Leave the pictures out. Return all other data exactly.

Stored entries
* START *
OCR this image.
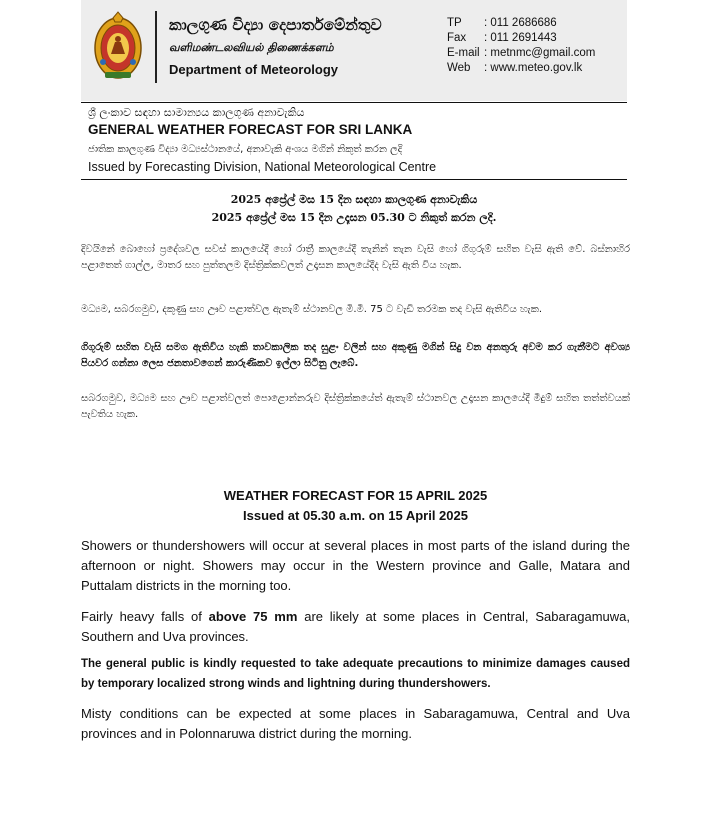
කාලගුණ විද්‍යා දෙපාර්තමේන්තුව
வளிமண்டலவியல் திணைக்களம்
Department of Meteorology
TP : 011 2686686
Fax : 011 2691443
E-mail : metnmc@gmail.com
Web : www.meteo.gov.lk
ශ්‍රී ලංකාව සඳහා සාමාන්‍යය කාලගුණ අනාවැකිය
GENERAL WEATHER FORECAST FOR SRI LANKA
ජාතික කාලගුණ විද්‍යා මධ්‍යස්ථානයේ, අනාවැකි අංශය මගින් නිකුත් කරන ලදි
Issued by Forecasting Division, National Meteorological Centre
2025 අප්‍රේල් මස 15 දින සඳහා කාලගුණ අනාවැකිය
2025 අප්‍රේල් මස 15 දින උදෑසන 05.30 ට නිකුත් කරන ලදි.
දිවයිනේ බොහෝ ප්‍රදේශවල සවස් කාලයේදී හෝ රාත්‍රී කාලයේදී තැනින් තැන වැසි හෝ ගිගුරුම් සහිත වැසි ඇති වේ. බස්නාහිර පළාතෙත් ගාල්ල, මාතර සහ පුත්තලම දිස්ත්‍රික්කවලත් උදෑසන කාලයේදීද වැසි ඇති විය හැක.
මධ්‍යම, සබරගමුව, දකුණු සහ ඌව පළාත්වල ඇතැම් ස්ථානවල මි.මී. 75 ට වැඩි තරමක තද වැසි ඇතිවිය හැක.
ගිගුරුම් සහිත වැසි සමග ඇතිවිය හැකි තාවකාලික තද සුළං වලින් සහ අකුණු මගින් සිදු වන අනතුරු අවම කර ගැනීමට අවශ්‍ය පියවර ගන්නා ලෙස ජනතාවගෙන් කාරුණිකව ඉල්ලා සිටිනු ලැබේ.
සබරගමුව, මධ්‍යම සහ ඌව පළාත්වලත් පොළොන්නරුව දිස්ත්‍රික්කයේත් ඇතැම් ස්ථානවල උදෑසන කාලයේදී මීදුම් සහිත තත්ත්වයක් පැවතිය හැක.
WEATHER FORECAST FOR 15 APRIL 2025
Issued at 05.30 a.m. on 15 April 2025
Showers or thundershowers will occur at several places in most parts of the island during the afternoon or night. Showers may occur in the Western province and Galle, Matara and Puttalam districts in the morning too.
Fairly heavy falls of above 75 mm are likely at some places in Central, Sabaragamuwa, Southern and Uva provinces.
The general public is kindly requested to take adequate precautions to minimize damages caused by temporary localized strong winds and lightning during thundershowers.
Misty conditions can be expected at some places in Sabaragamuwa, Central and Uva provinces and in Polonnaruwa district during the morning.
* END *
### Complete answer
OCR this image.
කාලගුණ විද්‍යා දෙපාර්තමේන්තුව
வளிமண்டலவியல் திணைக்களம்
Department of Meteorology
TP : 011 2686686
Fax : 011 2691443
E-mail : metnmc@gmail.com
Web : www.meteo.gov.lk
ශ්‍රී ලංකාව සඳහා සාමාන්‍යය කාලගුණ අනාවැකිය
GENERAL WEATHER FORECAST FOR SRI LANKA
ජාතික කාලගුණ විද්‍යා මධ්‍යස්ථානයේ, අනාවැකි අංශය මගින් නිකුත් කරන ලදි
Issued by Forecasting Division, National Meteorological Centre
2025 අප්‍රේල් මස 15 දින සඳහා කාලගුණ අනාවැකිය
2025 අප්‍රේල් මස 15 දින උදෑසන 05.30 ට නිකුත් කරන ලදි.
දිවයිනේ බොහෝ ප්‍රදේශවල සවස් කාලයේදී හෝ රාත්‍රී කාලයේදී තැනින් තැන වැසි හෝ ගිගුරුම් සහිත වැසි ඇති වේ. බස්නාහිර පළාතෙත් ගාල්ල, මාතර සහ පුත්තලම දිස්ත්‍රික්කවලත් උදෑසන කාලයේදීද වැසි ඇති විය හැක.
මධ්‍යම, සබරගමුව, දකුණු සහ ඌව පළාත්වල ඇතැම් ස්ථානවල මි.මී. 75 ට වැඩි තරමක තද වැසි ඇතිවිය හැක.
ගිගුරුම් සහිත වැසි සමග ඇතිවිය හැකි තාවකාලික තද සුළං වලින් සහ අකුණු මගින් සිදු වන අනතුරු අවම කර ගැනීමට අවශ්‍ය පියවර ගන්නා ලෙස ජනතාවගෙන් කාරුණිකව ඉල්ලා සිටිනු ලැබේ.
සබරගමුව, මධ්‍යම සහ ඌව පළාත්වලත් පොළොන්නරුව දිස්ත්‍රික්කයේත් ඇතැම් ස්ථානවල උදෑසන කාලයේදී මීදුම් සහිත තත්ත්වයක් පැවතිය හැක.
WEATHER FORECAST FOR 15 APRIL 2025
Issued at 05.30 a.m. on 15 April 2025
Showers or thundershowers will occur at several places in most parts of the island during the afternoon or night. Showers may occur in the Western province and Galle, Matara and Puttalam districts in the morning too.
Fairly heavy falls of above 75 mm are likely at some places in Central, Sabaragamuwa, Southern and Uva provinces.
The general public is kindly requested to take adequate precautions to minimize damages caused by temporary localized strong winds and lightning during thundershowers.
Misty conditions can be expected at some places in Sabaragamuwa, Central and Uva provinces and in Polonnaruwa district during the morning.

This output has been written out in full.